Collection entries

#####

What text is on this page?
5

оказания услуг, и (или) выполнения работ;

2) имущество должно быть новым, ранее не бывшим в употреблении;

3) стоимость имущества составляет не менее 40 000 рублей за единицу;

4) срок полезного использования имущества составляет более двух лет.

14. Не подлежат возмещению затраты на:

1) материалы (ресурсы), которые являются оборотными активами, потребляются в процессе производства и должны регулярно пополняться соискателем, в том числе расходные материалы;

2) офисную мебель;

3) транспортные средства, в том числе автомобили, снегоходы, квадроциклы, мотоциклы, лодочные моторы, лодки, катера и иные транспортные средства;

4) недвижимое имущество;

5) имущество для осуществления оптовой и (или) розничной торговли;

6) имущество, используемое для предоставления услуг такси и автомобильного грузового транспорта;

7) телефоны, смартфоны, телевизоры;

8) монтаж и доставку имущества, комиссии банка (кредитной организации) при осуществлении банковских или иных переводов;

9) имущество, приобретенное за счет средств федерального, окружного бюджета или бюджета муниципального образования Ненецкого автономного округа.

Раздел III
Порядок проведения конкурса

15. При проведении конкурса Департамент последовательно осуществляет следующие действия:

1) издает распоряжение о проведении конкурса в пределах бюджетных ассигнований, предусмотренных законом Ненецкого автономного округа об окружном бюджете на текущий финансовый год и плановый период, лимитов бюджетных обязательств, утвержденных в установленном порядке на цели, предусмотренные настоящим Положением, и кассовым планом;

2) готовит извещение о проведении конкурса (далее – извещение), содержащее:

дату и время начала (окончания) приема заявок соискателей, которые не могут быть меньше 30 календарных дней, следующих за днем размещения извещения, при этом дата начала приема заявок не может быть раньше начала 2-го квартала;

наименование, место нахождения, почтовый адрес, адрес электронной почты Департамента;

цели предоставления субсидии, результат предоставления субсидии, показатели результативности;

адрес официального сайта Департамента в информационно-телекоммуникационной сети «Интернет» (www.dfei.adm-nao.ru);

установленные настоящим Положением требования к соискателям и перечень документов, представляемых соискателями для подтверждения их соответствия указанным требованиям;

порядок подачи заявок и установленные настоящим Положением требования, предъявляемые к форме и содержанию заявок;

#####

Given instruction | Pull out every line above that holds the word "требования".

Output for this task |
установленные настоящим Положением требования к соискателям и перечень документов, представляемых соискателями для подтверждения их соответствия указанным требованиям;
порядок подачи заявок и установленные настоящим Положением требования, предъявляемые к форме и содержанию заявок;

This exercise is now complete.